- _Exercise details_
Which lines in the material below contain the word "Bond"? Copy each of them.

- _Task material_
↓

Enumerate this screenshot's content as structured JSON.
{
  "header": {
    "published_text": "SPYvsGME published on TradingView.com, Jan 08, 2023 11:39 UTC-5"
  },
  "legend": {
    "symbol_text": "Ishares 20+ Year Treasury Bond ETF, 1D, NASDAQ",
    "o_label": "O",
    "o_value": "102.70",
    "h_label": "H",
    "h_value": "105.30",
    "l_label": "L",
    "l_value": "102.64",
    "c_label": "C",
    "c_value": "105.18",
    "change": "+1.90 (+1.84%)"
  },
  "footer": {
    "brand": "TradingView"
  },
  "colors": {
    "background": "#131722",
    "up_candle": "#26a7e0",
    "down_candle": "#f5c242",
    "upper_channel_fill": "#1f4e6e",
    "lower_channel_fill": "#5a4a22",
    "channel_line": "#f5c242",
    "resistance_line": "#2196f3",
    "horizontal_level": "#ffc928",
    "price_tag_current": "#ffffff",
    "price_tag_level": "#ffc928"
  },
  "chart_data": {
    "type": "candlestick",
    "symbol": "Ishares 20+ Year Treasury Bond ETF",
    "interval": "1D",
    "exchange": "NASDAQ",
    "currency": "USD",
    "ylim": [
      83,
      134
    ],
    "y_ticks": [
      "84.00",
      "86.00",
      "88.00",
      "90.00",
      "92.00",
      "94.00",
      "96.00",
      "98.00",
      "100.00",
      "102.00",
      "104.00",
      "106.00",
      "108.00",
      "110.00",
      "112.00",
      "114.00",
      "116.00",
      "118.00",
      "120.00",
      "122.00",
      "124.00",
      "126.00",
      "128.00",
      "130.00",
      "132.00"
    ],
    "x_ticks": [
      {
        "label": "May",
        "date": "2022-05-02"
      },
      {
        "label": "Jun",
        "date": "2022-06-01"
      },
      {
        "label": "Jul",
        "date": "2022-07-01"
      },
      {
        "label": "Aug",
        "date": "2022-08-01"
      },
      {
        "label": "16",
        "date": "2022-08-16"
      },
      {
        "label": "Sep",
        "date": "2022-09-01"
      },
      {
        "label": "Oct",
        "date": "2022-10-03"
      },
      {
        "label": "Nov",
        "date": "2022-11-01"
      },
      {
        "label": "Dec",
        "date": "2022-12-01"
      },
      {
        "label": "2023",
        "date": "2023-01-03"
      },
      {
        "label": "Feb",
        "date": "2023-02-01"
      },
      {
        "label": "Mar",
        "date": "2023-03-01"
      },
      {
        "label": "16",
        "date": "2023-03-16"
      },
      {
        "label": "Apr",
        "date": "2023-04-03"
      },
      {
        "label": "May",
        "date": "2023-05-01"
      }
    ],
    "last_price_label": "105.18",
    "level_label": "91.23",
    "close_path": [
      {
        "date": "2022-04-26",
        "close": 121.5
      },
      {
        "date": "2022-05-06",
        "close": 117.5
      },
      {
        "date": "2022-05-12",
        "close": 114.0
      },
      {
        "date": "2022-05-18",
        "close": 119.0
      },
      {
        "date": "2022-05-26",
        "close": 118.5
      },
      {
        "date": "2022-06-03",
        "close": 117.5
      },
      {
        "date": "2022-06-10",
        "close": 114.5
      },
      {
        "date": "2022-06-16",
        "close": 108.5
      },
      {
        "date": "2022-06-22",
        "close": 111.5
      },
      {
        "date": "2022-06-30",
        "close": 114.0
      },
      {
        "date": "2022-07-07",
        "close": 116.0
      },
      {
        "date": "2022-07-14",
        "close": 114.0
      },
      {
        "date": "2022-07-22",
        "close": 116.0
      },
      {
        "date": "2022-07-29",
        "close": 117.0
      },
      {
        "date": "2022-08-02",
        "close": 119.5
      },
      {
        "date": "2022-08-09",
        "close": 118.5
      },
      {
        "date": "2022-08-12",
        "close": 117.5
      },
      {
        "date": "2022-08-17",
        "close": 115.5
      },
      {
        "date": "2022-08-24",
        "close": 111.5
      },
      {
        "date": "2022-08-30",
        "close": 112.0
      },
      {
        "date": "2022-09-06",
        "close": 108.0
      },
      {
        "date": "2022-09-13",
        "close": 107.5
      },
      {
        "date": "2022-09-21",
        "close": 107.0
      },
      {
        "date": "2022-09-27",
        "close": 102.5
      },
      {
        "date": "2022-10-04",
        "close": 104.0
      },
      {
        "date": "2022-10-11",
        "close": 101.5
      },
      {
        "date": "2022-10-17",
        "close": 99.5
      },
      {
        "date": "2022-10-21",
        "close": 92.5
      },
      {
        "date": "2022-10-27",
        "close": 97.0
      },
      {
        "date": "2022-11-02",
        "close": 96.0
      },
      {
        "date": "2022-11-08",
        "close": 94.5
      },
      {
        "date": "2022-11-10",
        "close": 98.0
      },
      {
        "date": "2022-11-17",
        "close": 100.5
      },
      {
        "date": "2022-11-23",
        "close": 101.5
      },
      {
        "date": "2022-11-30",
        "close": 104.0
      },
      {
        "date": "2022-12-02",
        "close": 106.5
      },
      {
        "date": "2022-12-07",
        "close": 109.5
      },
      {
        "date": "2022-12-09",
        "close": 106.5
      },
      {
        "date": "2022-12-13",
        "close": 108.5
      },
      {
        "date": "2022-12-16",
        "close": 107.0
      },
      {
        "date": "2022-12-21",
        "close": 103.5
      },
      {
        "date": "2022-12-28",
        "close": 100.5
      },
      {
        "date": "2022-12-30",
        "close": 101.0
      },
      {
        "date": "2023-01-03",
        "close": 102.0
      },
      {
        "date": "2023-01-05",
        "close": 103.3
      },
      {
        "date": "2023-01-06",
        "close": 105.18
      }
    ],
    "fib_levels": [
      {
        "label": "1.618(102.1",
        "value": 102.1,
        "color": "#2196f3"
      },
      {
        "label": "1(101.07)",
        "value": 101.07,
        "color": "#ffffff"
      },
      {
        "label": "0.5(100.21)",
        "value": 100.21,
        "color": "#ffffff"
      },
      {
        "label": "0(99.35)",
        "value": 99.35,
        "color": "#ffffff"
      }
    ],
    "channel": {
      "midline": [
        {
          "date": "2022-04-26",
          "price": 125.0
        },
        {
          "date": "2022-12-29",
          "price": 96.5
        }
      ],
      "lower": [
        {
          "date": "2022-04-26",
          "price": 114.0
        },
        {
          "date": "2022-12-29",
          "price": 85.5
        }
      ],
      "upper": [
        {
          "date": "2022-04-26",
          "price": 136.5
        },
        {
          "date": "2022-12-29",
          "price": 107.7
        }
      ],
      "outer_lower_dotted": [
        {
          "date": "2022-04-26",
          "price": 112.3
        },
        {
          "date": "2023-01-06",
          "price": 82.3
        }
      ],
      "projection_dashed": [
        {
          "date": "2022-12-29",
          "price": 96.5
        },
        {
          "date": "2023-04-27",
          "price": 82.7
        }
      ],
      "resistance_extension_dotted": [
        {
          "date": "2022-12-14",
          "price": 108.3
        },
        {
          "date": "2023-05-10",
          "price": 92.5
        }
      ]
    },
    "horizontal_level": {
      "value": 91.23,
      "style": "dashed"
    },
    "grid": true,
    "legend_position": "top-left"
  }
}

↑

- _Correct output_
    "symbol_text": "Ishares 20+ Year Treasury Bond ETF, 1D, NASDAQ",
    "symbol": "Ishares 20+ Year Treasury Bond ETF",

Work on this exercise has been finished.